**Problem**. Find the word "called" in the records below. List each line containing it.

(Dataset records)
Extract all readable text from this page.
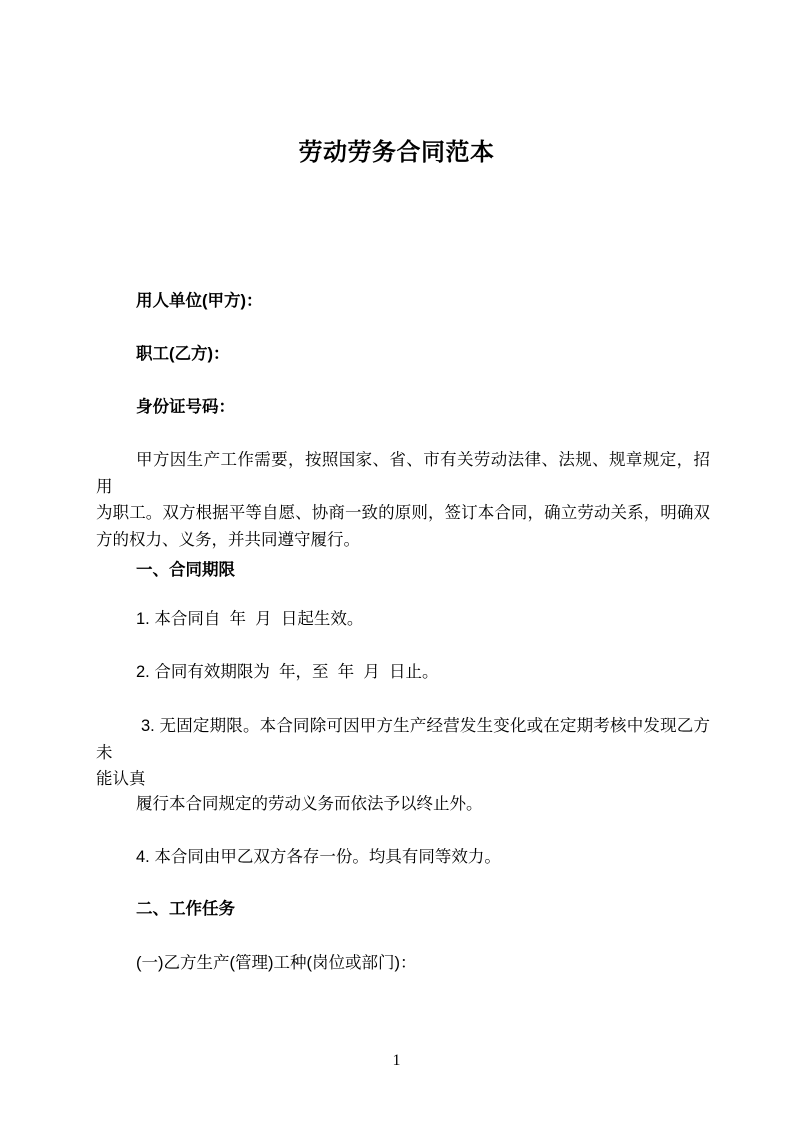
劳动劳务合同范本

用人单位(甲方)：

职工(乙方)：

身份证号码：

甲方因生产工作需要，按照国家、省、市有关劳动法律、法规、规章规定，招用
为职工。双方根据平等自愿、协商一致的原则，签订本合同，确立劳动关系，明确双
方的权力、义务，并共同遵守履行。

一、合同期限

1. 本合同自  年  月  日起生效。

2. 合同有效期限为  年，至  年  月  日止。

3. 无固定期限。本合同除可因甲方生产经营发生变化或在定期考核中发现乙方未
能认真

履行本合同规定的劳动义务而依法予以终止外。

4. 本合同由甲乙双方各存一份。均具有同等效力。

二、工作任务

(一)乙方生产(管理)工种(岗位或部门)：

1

...

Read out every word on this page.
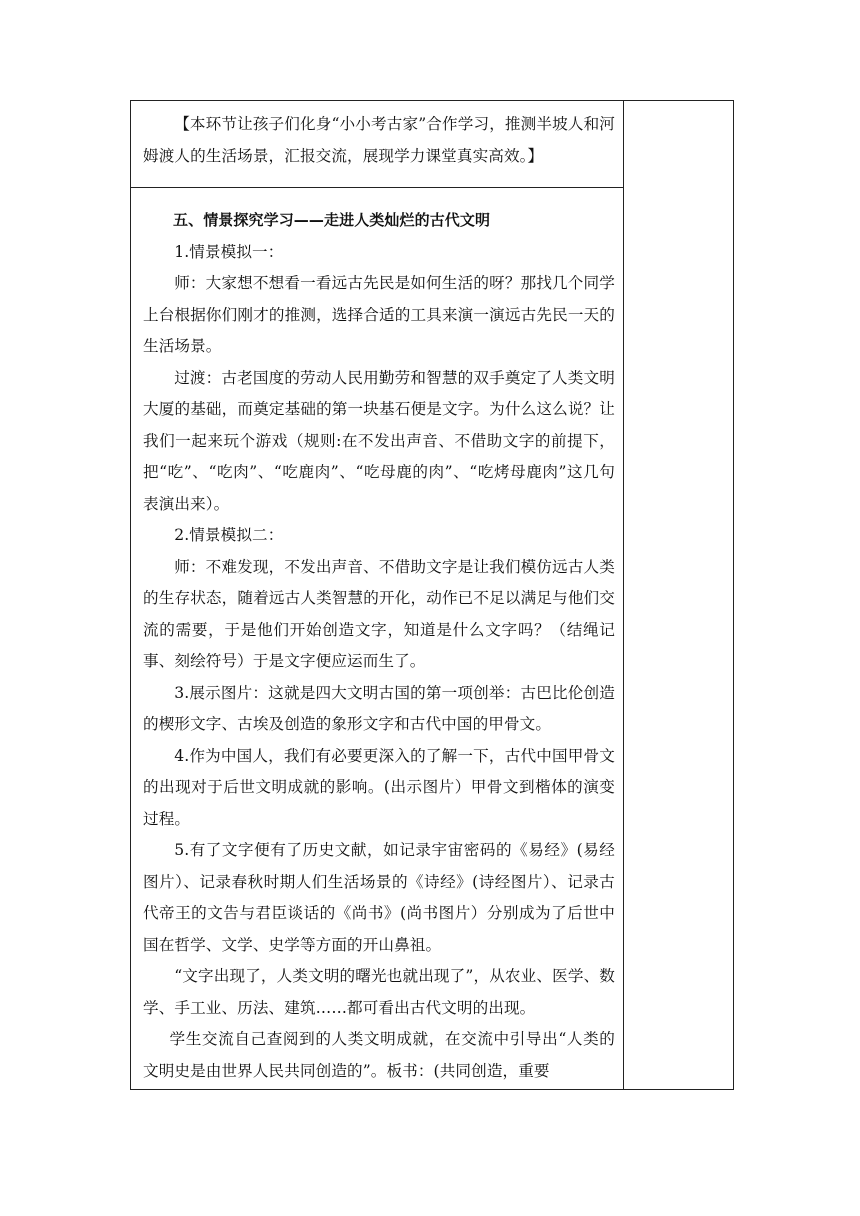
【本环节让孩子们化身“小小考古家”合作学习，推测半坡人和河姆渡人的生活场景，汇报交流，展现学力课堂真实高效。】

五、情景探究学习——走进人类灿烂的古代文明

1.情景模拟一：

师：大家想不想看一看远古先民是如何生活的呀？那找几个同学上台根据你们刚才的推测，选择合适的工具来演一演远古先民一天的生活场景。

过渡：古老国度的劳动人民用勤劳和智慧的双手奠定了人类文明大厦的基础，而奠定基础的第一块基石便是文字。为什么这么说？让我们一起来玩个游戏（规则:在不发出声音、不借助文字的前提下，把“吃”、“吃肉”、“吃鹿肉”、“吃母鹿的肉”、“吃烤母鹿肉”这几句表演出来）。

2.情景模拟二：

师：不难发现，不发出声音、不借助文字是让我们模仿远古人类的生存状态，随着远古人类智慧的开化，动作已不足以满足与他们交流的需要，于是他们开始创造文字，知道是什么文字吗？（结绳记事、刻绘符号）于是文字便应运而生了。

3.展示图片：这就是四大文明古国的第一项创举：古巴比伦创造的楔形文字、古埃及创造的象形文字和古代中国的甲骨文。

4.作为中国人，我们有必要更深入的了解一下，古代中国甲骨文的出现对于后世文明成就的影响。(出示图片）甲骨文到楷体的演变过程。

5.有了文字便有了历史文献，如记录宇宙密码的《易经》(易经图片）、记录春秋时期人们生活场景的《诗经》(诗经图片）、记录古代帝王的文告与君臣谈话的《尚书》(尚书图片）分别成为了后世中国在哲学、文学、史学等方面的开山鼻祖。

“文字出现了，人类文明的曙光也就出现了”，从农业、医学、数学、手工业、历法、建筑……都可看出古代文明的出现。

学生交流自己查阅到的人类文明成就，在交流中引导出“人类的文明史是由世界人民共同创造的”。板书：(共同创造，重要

---

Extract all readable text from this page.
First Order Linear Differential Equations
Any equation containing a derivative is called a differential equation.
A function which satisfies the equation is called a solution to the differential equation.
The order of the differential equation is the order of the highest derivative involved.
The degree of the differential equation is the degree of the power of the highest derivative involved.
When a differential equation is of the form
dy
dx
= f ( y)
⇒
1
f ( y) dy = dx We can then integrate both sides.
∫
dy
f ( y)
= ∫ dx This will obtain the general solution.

**Reply**.
Any equation containing a derivative is called a differential equation.
A function which satisfies the equation is called a solution to the differential equation.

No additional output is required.